_Instructions for the task:_
Go through the material and pull out every line with the string "Quercus" in it.

::::::::

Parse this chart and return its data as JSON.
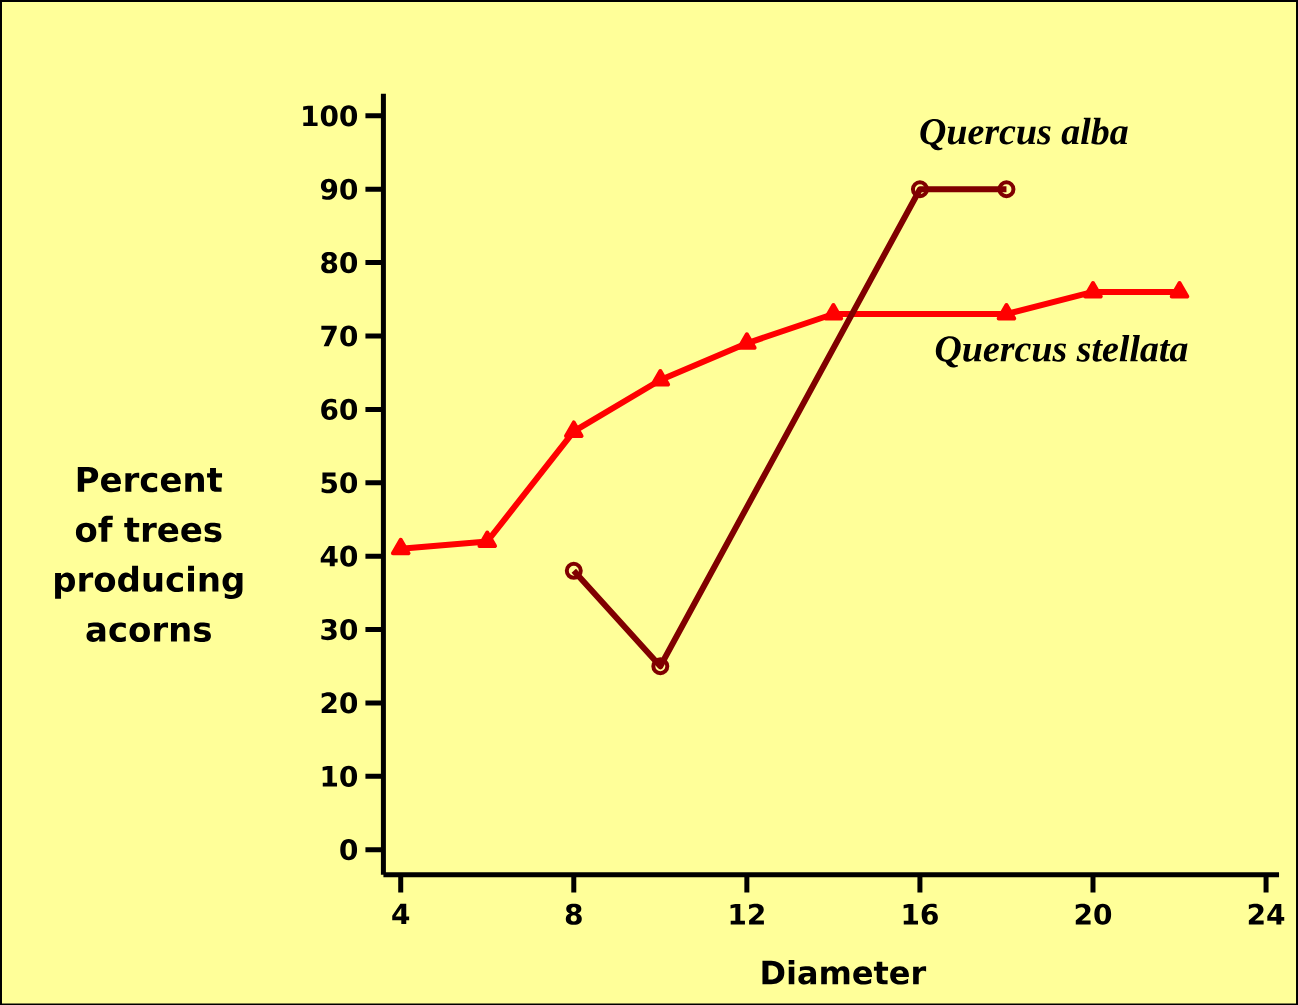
{
  "chart_data": {
    "type": "line",
    "xlabel": "Diameter",
    "ylabel": "Percent of trees producing acorns",
    "xlim": [
      3.6,
      24.3
    ],
    "xticks": [
      4,
      8,
      12,
      16,
      20,
      24
    ],
    "ylim": [
      -3.4,
      103
    ],
    "yticks": [
      0,
      10,
      20,
      30,
      40,
      50,
      60,
      70,
      80,
      90,
      100
    ],
    "grid": false,
    "legend": false,
    "line_style": "solid",
    "series": [
      {
        "name": "Quercus stellata",
        "color": "#ff0000",
        "marker": "triangle",
        "x": [
          4,
          6,
          8,
          10,
          12,
          14,
          18,
          20,
          22
        ],
        "values": [
          41,
          42,
          57,
          64,
          69,
          73,
          73,
          76,
          76
        ]
      },
      {
        "name": "Quercus alba",
        "color": "#800000",
        "marker": "circle",
        "x": [
          8,
          10,
          16,
          18
        ],
        "values": [
          38,
          25,
          90,
          90
        ]
      }
    ]
  }
}
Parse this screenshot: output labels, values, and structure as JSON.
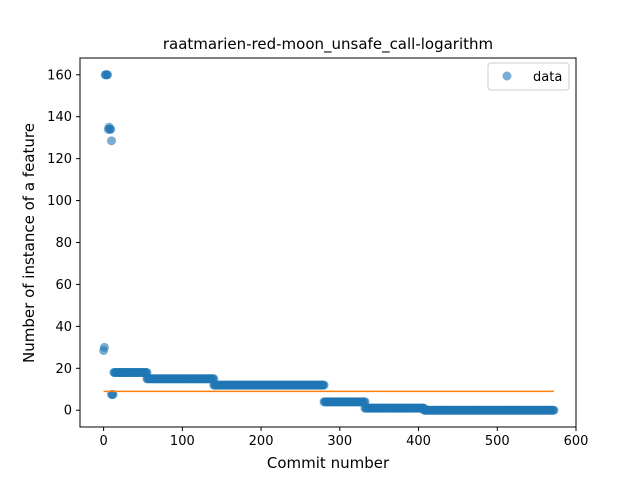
{
  "chart_data": {
    "type": "scatter",
    "title": "raatmarien-red-moon_unsafe_call-logarithm",
    "xlabel": "Commit number",
    "ylabel": "Number of instance of a feature",
    "xlim": [
      -30,
      600
    ],
    "ylim": [
      -8,
      168
    ],
    "xticks": [
      0,
      100,
      200,
      300,
      400,
      500,
      600
    ],
    "yticks": [
      0,
      20,
      40,
      60,
      80,
      100,
      120,
      140,
      160
    ],
    "grid": false,
    "legend": {
      "position": "top-right",
      "entries": [
        "data"
      ]
    },
    "colors": {
      "data": "#1f77b4",
      "fit": "#ff7f0e"
    },
    "series": [
      {
        "name": "data",
        "points": [
          [
            0,
            28.5
          ],
          [
            1,
            30
          ],
          [
            2,
            160
          ],
          [
            3,
            160
          ],
          [
            4,
            160
          ],
          [
            5,
            160
          ],
          [
            6,
            134
          ],
          [
            7,
            135
          ],
          [
            8,
            134
          ],
          [
            9,
            134
          ],
          [
            10,
            128.5
          ],
          [
            10,
            7.5
          ],
          [
            11,
            7.5
          ],
          [
            12,
            7.5
          ]
        ],
        "segments": [
          {
            "x_start": 13,
            "x_end": 55,
            "y": 18
          },
          {
            "x_start": 55,
            "x_end": 140,
            "y": 15
          },
          {
            "x_start": 140,
            "x_end": 280,
            "y": 12
          },
          {
            "x_start": 280,
            "x_end": 332,
            "y": 4
          },
          {
            "x_start": 332,
            "x_end": 407,
            "y": 1
          },
          {
            "x_start": 407,
            "x_end": 572,
            "y": 0
          }
        ]
      },
      {
        "name": "",
        "type": "line",
        "x": [
          0,
          572
        ],
        "y": [
          9,
          9
        ]
      }
    ]
  }
}
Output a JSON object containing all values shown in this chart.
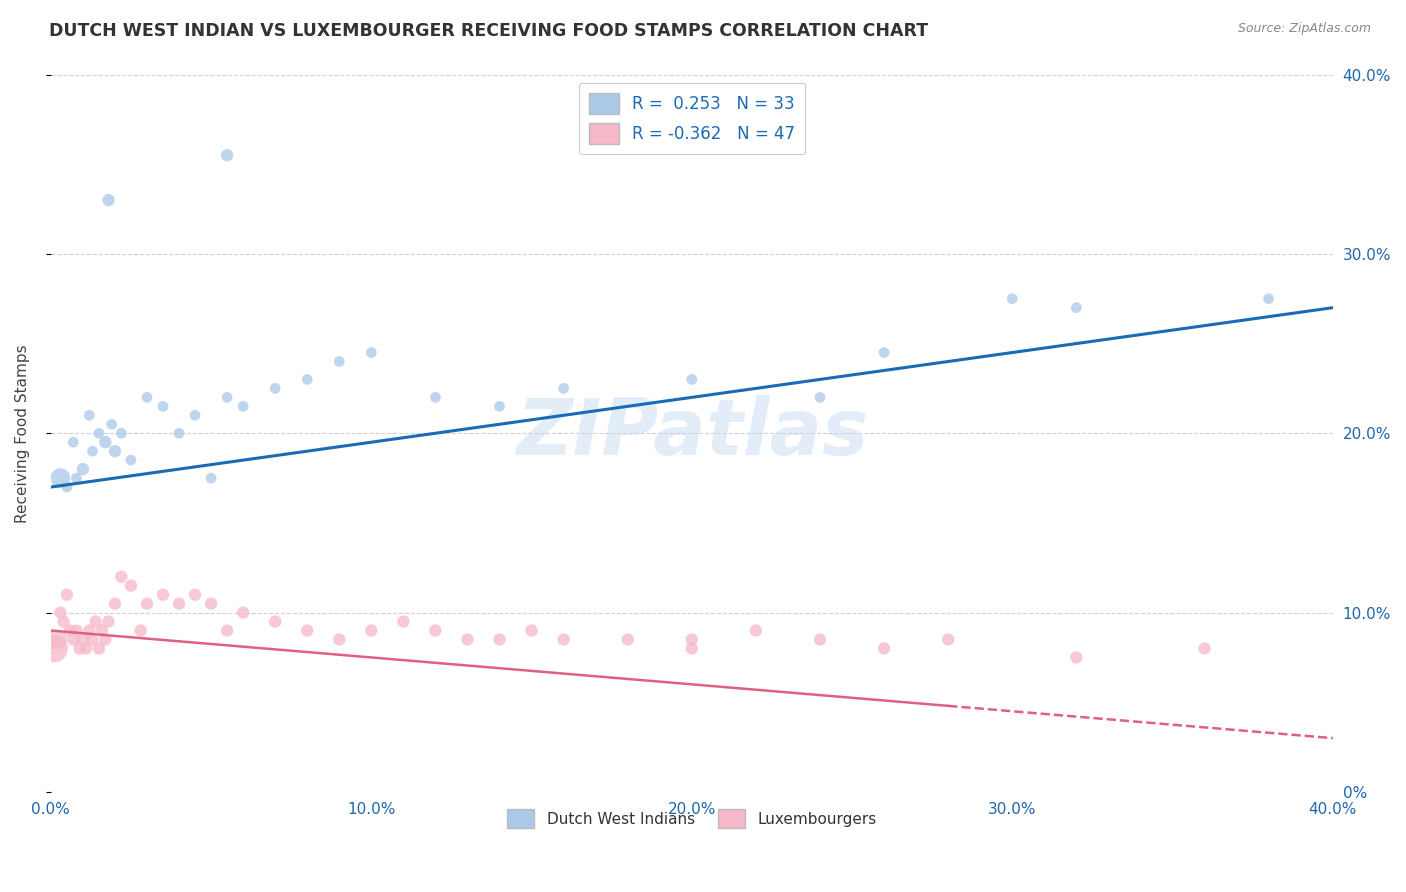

::::::::

_Answer to the task:_
        "name": "Quercus stellata",
        "name": "Quercus alba",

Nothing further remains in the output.